Exercise inputs:
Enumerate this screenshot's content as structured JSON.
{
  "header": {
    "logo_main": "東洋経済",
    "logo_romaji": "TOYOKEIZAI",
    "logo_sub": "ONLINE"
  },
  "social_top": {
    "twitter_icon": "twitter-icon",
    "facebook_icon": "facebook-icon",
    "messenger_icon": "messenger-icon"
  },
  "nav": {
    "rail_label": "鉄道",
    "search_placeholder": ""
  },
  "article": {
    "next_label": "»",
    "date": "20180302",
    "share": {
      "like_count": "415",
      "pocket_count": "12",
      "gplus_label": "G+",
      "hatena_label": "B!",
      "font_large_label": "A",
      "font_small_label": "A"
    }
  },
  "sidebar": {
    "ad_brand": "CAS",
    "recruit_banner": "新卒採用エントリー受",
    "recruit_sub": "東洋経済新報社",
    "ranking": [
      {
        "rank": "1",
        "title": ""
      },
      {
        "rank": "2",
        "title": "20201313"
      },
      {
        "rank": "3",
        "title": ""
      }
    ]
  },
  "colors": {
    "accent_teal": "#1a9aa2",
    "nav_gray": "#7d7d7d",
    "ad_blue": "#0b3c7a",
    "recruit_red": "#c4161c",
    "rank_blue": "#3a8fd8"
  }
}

Exercise instructions:
Pick out each line containing "icon" and report it.

Completed exercise:
    "twitter_icon": "twitter-icon",
    "facebook_icon": "facebook-icon",
    "messenger_icon": "messenger-icon"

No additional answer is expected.